[Collected data entries]
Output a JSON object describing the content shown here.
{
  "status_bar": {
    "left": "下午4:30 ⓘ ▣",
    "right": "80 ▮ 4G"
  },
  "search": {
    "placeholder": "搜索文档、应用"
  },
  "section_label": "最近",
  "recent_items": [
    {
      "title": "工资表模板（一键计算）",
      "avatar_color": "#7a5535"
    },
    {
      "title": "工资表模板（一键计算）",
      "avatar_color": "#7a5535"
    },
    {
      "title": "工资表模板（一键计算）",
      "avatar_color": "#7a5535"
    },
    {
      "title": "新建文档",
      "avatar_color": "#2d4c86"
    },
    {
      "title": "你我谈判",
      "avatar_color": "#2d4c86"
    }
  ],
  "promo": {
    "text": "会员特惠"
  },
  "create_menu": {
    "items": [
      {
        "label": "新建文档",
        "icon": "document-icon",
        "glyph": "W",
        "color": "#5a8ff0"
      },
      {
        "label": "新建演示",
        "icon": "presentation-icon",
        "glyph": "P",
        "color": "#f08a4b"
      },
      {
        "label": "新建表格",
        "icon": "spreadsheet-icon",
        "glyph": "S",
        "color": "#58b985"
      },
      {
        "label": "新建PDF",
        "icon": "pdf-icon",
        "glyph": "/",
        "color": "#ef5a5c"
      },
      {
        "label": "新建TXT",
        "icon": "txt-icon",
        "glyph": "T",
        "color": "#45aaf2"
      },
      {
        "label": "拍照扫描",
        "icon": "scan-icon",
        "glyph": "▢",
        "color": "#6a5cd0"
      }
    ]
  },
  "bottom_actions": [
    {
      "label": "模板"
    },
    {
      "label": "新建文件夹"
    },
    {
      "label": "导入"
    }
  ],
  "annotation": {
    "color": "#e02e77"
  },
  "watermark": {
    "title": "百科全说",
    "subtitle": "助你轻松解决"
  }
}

Exercise: Repeat the records above exactly.

Problem solution:
Output a JSON object describing the content shown here.
{
  "status_bar": {
    "left": "下午4:30 ⓘ ▣",
    "right": "80 ▮ 4G"
  },
  "search": {
    "placeholder": "搜索文档、应用"
  },
  "section_label": "最近",
  "recent_items": [
    {
      "title": "工资表模板（一键计算）",
      "avatar_color": "#7a5535"
    },
    {
      "title": "工资表模板（一键计算）",
      "avatar_color": "#7a5535"
    },
    {
      "title": "工资表模板（一键计算）",
      "avatar_color": "#7a5535"
    },
    {
      "title": "新建文档",
      "avatar_color": "#2d4c86"
    },
    {
      "title": "你我谈判",
      "avatar_color": "#2d4c86"
    }
  ],
  "promo": {
    "text": "会员特惠"
  },
  "create_menu": {
    "items": [
      {
        "label": "新建文档",
        "icon": "document-icon",
        "glyph": "W",
        "color": "#5a8ff0"
      },
      {
        "label": "新建演示",
        "icon": "presentation-icon",
        "glyph": "P",
        "color": "#f08a4b"
      },
      {
        "label": "新建表格",
        "icon": "spreadsheet-icon",
        "glyph": "S",
        "color": "#58b985"
      },
      {
        "label": "新建PDF",
        "icon": "pdf-icon",
        "glyph": "/",
        "color": "#ef5a5c"
      },
      {
        "label": "新建TXT",
        "icon": "txt-icon",
        "glyph": "T",
        "color": "#45aaf2"
      },
      {
        "label": "拍照扫描",
        "icon": "scan-icon",
        "glyph": "▢",
        "color": "#6a5cd0"
      }
    ]
  },
  "bottom_actions": [
    {
      "label": "模板"
    },
    {
      "label": "新建文件夹"
    },
    {
      "label": "导入"
    }
  ],
  "annotation": {
    "color": "#e02e77"
  },
  "watermark": {
    "title": "百科全说",
    "subtitle": "助你轻松解决"
  }
}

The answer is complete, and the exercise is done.